USANDO LA INFORMACIÓN:
[1] Reproduce sin cambios el fragmento de la entrevista que empieza con "Diego Arroyo Gil" y sigue hasta "con la fe cristiana.".
[2] Según la entrevista, indica si cada afirmación es cierta o no y cita las palabras exactas que lo deciden: (a) El Dios de la intemperie se publicó originalmente en 1985. (b) Para Rojas Guardia, la resurrección de Cristo solucionó mágicamente nuestros problemas. (c) Simone Weil es presentada como una pensadora alemana.

Entrevista a Armando Rojas Guardia

«A estas alturas de mi vida estoy en un momento de gozosa plenitud»

Diego Arroyo Gil

 

Una cuidadosa edición del sello Convivium Press ha precedido la aparición de un libro ya conocido de Armando Rojas Guardia (Caracas, 1949), cuya lectura siempre constituye un asombro. Se trata de El Dios de la intemperie –publicado originalmente en 1985–, una especie de indagación apasionada y apasionante de eso que él llama "la cosmovisión cristiana".

Tal indagación estaría determinada por las experiencias propias del escritor, entre las cuales se cuenta su búsqueda de un espacio sagrado para la vivencia plena de su homosexualidad, por hábito vista como una opción irreconciliable con la fe cristiana.

El "esfuerzo" de Rojas Guardia –del cual El Dios de la intemperie es ardiente muestra– consistió en restituir, con el apoyo de la reflexión intelectual, la vinculación del hombre con lo sagrado, en beneficio de una relación amorosa y honda con su sexualidad, con su cuerpo y con el de los demás. Una oración por la riqueza.

–Ha dicho que en este libro busca explorar esa "actitud mental y vital de apostar por el riesgo". ¿Podría explicar?
–Simone Weil, la gran pensadora francesa, al hablar de las condiciones que posibilitan una vida humana verdaderamente digna, señala que el hombre necesita arriesgarse constantemente. El hombre no se conforma con lo que tiene ni con el estado casi permanente de su vida. Se siente propulsado a nuevos estadios de realización humana. Arriesgarse es salir del conformismo, de la mediocridad existencial y espiritual, y apostar por una vida mejor, cualitativamente mejor.

–¿Ese "arriesgarse" conduce a la intemperie?
–Así es. La fe judeocristiana brota de la experiencia religiosa de Abraham, quien, como se lee en la Carta a los Hebreos, se puso en camino sin saber adónde iba. Ese nomadismo mental, existencial y vital de Abraham es como el subsuelo de la fe cristiana.

No se puede ser cristiano si uno no tiene una fe arriesgada. Esa fe lo conduce a uno a la intemperie, a la desprotección, a dinamitar la falsa seguridad.

–¿Esto tiene que ver con lo que usted llama "la desamparada fortaleza del amor", que sería el lugar donde Cristo se encuentra con el hombre que no participa del poder establecido, el que se sale de la norma?
–Sin duda. Cristo no nos otorga ningún poder mágico, sólo exactamente la desamparada fortaleza del amor.

Su resurrección no solucionó mágicamente nuestros problemas. Uno resucita si ama profundamente al hermano y se entrega absolutamente a él. Juan lo dice muy claramente en el Nuevo Testamento: "Sabemos que hemos pasado de la muerte a la vida porque amamos a los hermanos". El amor como valor absoluto implica también capacidad de riesgo: arriesgarse existencialmente por el amor.

–¿Fue esa reflexión la que hizo que, como homosexual, usted encontrara en el cristianismo un asiento emocional y psíquico?

DATOS EN ESTUDIO:
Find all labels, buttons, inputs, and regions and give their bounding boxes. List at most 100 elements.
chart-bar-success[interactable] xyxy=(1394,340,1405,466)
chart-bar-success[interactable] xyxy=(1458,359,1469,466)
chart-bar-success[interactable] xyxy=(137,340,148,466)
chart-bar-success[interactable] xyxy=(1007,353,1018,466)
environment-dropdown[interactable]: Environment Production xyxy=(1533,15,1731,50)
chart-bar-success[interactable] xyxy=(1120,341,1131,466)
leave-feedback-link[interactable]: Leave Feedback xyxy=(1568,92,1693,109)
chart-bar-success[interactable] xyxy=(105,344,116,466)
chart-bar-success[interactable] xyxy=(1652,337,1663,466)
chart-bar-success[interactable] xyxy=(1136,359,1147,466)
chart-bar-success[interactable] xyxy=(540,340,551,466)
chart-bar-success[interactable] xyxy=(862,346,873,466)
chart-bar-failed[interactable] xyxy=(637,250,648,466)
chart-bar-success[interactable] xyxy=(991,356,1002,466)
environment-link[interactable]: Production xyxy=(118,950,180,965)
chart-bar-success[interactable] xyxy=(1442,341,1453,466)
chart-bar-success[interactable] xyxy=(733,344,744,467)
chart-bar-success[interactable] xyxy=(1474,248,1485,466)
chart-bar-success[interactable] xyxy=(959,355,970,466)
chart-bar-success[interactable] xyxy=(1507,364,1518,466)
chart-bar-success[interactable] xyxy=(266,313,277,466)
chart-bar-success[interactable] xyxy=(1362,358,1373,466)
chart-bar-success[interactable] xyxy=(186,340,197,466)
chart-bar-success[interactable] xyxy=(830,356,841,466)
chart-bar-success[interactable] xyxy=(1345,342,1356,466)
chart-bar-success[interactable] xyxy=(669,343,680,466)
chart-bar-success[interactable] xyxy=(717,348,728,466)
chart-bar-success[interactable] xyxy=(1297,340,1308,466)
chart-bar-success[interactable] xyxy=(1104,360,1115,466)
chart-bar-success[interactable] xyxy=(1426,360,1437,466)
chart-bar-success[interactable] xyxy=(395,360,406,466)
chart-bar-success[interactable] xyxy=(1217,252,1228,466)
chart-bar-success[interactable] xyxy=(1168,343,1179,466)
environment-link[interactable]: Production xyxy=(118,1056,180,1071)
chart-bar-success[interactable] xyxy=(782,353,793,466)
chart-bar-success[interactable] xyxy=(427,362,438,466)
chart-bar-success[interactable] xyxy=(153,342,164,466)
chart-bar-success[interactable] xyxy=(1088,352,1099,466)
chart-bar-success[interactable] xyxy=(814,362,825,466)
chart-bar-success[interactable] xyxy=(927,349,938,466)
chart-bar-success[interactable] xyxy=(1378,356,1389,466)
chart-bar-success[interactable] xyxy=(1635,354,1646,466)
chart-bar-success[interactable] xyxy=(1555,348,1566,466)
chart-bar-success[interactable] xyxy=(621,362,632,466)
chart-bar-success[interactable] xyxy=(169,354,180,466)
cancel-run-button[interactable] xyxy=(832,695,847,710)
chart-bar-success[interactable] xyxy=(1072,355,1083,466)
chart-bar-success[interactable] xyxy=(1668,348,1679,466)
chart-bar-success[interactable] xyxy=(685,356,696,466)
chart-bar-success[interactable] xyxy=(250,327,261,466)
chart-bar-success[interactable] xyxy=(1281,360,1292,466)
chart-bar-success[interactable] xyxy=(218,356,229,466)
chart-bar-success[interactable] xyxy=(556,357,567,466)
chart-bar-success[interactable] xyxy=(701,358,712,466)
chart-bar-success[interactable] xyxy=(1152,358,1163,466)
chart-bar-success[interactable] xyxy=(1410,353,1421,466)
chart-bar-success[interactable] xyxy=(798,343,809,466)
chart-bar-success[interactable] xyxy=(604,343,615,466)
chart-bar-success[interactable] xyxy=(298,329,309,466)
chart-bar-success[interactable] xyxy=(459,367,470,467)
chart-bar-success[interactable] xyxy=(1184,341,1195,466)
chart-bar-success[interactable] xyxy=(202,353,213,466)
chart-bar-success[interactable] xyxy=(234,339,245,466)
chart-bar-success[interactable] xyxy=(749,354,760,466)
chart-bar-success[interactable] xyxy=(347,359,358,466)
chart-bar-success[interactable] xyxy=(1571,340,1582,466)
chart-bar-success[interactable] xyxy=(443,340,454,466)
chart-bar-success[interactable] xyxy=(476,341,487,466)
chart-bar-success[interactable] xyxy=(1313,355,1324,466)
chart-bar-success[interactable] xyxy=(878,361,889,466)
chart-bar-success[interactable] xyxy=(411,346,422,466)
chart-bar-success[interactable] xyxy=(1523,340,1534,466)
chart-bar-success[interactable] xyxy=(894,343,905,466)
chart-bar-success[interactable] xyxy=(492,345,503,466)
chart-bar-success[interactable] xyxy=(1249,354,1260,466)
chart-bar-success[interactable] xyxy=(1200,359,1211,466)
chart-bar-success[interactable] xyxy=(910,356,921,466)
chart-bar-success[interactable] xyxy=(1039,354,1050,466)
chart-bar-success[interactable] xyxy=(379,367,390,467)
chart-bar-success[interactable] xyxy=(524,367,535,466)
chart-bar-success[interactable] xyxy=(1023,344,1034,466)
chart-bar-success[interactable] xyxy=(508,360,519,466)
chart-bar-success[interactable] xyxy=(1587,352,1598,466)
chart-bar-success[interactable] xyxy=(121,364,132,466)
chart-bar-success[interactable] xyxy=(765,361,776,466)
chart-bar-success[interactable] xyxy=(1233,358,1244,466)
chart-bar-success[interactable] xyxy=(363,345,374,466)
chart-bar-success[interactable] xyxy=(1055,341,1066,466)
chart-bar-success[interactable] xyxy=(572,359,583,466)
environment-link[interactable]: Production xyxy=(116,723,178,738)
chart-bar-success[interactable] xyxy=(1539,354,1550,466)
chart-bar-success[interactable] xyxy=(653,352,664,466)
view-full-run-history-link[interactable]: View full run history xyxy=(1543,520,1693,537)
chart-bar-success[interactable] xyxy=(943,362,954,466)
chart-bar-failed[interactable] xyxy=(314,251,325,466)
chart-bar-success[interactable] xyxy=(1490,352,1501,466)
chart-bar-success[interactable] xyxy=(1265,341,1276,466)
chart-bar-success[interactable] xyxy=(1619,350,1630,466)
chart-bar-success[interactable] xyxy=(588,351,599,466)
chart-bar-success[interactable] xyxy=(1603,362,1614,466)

RESULTADOS DEL EJERCICIO:
[1]
Diego Arroyo Gil

 

Una cuidadosa edición del sello Convivium Press ha precedido la aparición de un libro ya conocido de Armando Rojas Guardia (Caracas, 1949), cuya lectura siempre constituye un asombro. Se trata de El Dios de la intemperie –publicado originalmente en 1985–, una especie de indagación apasionada y apasionante de eso que él llama "la cosmovisión cristiana".

Tal indagación estaría determinada por las experiencias propias del escritor, entre las cuales se cuenta su búsqueda de un espacio sagrado para la vivencia plena de su homosexualidad, por hábito vista como una opción irreconciliable con la fe cristiana.

[2]
(a) Sí: "publicado originalmente en 1985".
(b) No: "Su resurrección no solucionó mágicamente nuestros problemas."
(c) No: "Simone Weil, la gran pensadora francesa".